-- Start The records --
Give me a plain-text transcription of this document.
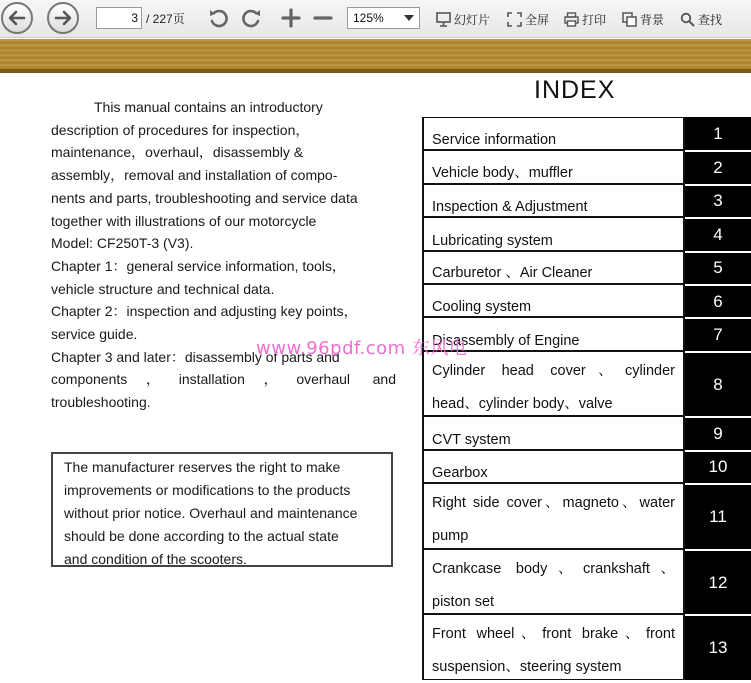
3
/ 227页	125%	幻灯片	全屏	打印	背景	查找

This manual contains an introductory

description of procedures for inspection，

maintenance，overhaul，disassembly &

assembly，removal and installation of compo-

nents and parts, troubleshooting and service data

together with illustrations of our motorcycle

Model: CF250T-3 (V3).

Chapter 1：general service information, tools，

vehicle structure and technical data.

Chapter 2：inspection and adjusting key points，

service guide.

Chapter 3 and later：disassembly of parts and

components，installation，overhaul and

troubleshooting.

The manufacturer reserves the right to make
improvements or modifications to the products
without prior notice. Overhaul and maintenance
should be done according to the actual state
and condition of the scooters.
INDEX
Service information	1
Vehicle body、muffler	2
Inspection & Adjustment	3
Lubricating system	4
Carburetor 、Air Cleaner	5
Cooling system	6
Disassembly of Engine	7
Cylinder head cover、cylinder
head、cylinder body、valve
8
CVT system	9
Gearbox	10
Right side cover、magneto、water
pump
11
Crankcase body、crankshaft、
piston set
12
Front wheel、front brake、front
suspension、steering system
13
www.96pdf.com 东风电
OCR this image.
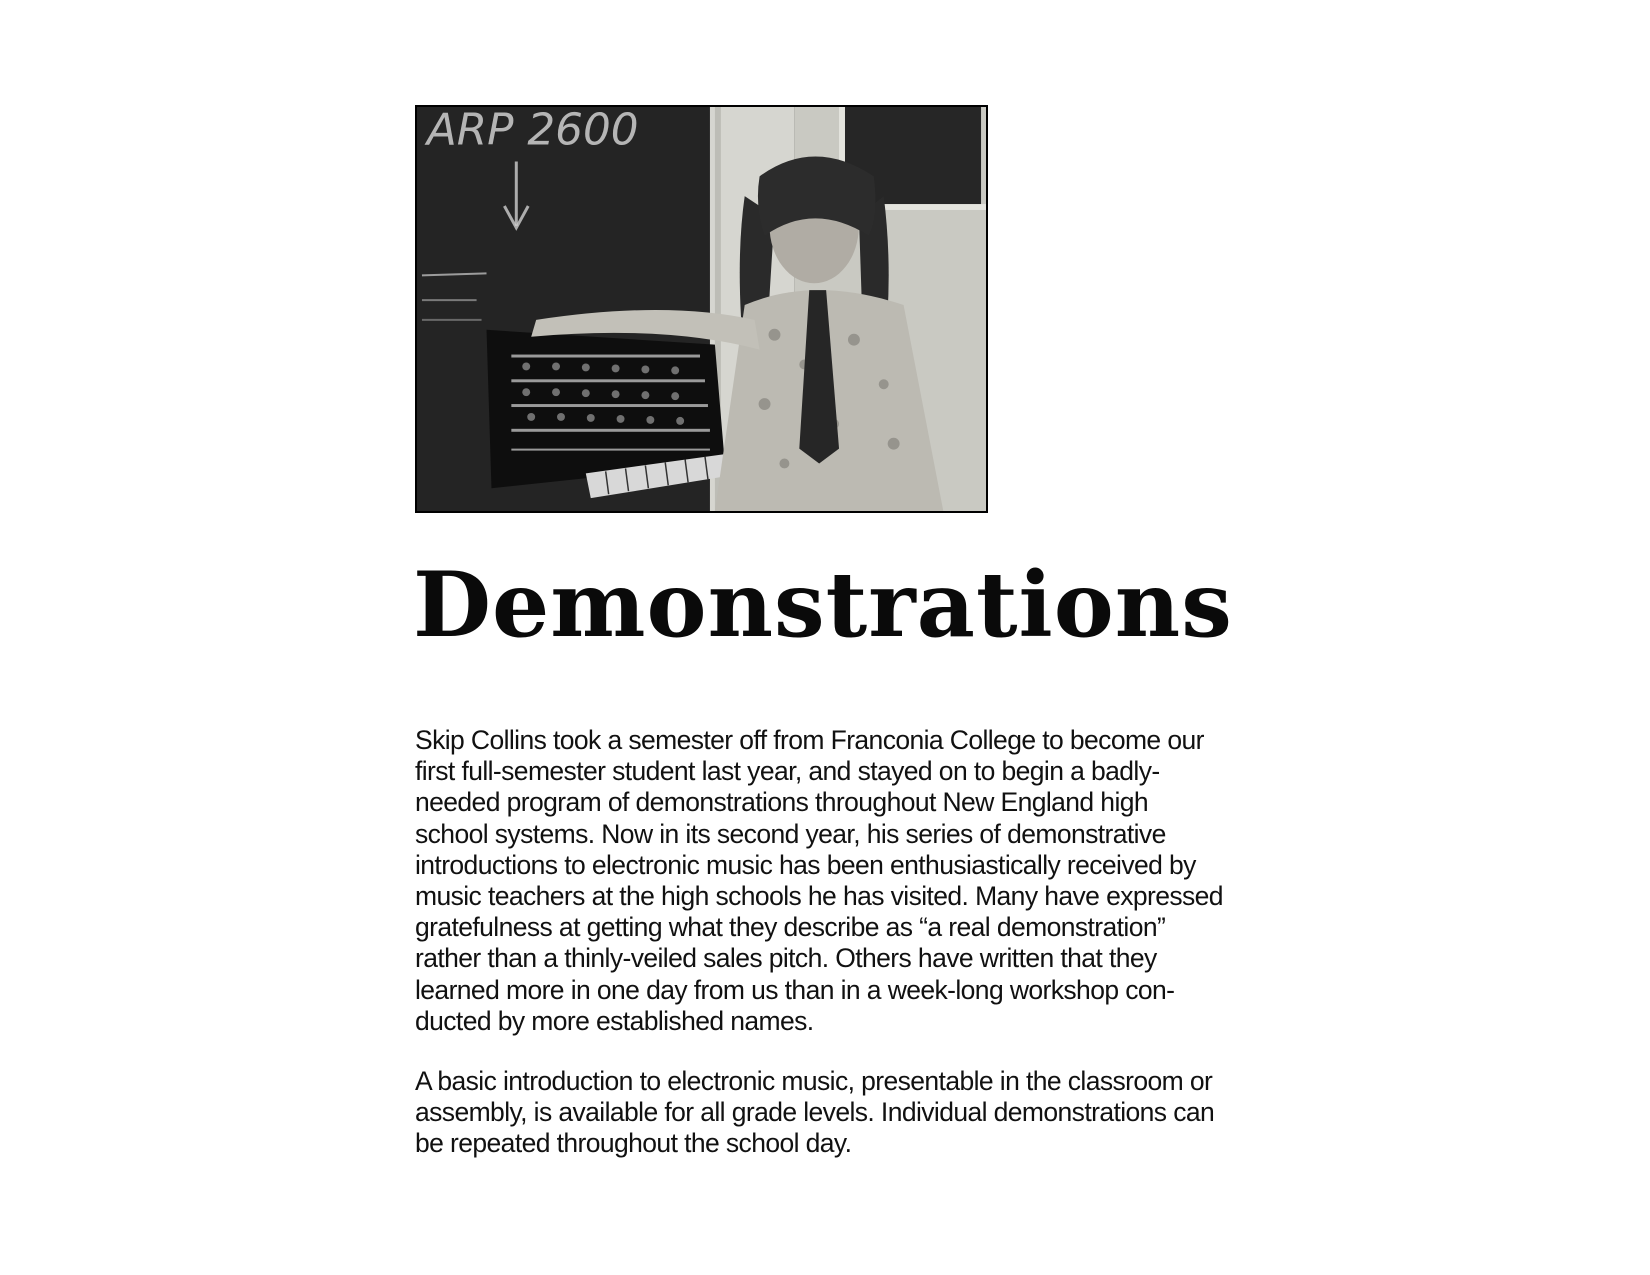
ARP 2600
Demonstrations

Skip Collins took a semester off from Franconia College to become our
first full-semester student last year, and stayed on to begin a badly-
needed program of demonstrations throughout New England high
school systems. Now in its second year, his series of demonstrative
introductions to electronic music has been enthusiastically received by
music teachers at the high schools he has visited. Many have expressed
gratefulness at getting what they describe as “a real demonstration”
rather than a thinly-veiled sales pitch. Others have written that they
learned more in one day from us than in a week-long workshop con-
ducted by more established names.

A basic introduction to electronic music, presentable in the classroom or
assembly, is available for all grade levels. Individual demonstrations can
be repeated throughout the school day.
-- End The records --
### What you should do
Report how many lines of the records above contain the word "cylinder", and give only that number.

### Solution for this problem
2